TASK TO CARRY OUT:
Exclude all pictures, then copy each of the records exactly as written.

--- begin ---

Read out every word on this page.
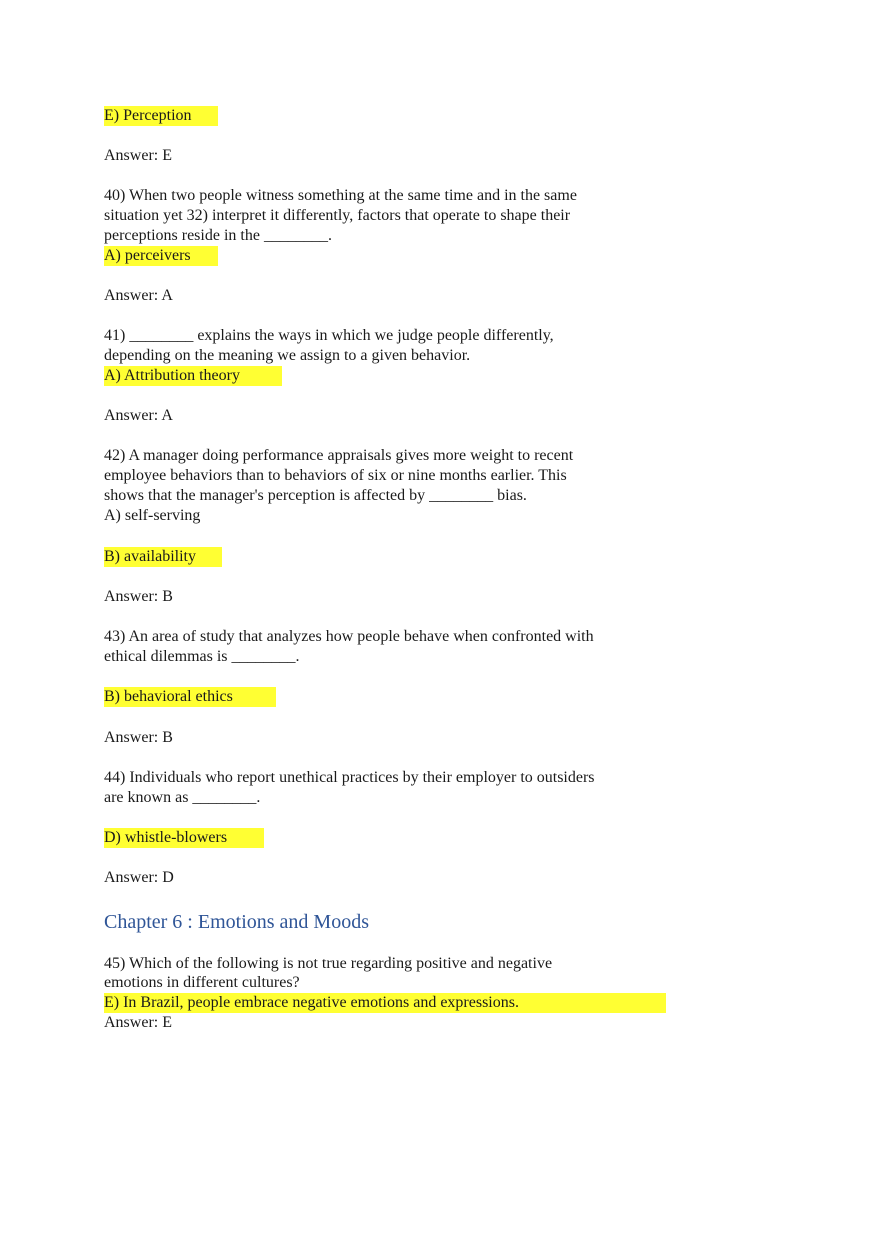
E) Perception
Answer: E
40) When two people witness something at the same time and in the same
situation yet 32) interpret it differently, factors that operate to shape their
perceptions reside in the ________.
A) perceivers
Answer: A
41) ________ explains the ways in which we judge people differently,
depending on the meaning we assign to a given behavior.
A) Attribution theory
Answer: A
42) A manager doing performance appraisals gives more weight to recent
employee behaviors than to behaviors of six or nine months earlier. This
shows that the manager's perception is affected by ________ bias.
A) self-serving
B) availability
Answer: B
43) An area of study that analyzes how people behave when confronted with
ethical dilemmas is ________.
B) behavioral ethics
Answer: B
44) Individuals who report unethical practices by their employer to outsiders
are known as ________.
D) whistle-blowers
Answer: D
Chapter 6 : Emotions and Moods
45) Which of the following is not true regarding positive and negative
emotions in different cultures?
E) In Brazil, people embrace negative emotions and expressions.
Answer: E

--- end ---

SOLUTION FOR THIS EXERCISE:
Read out every word on this page.
E) Perception
Answer: E
40) When two people witness something at the same time and in the same
situation yet 32) interpret it differently, factors that operate to shape their
perceptions reside in the ________.
A) perceivers
Answer: A
41) ________ explains the ways in which we judge people differently,
depending on the meaning we assign to a given behavior.
A) Attribution theory
Answer: A
42) A manager doing performance appraisals gives more weight to recent
employee behaviors than to behaviors of six or nine months earlier. This
shows that the manager's perception is affected by ________ bias.
A) self-serving
B) availability
Answer: B
43) An area of study that analyzes how people behave when confronted with
ethical dilemmas is ________.
B) behavioral ethics
Answer: B
44) Individuals who report unethical practices by their employer to outsiders
are known as ________.
D) whistle-blowers
Answer: D
Chapter 6 : Emotions and Moods
45) Which of the following is not true regarding positive and negative
emotions in different cultures?
E) In Brazil, people embrace negative emotions and expressions.
Answer: E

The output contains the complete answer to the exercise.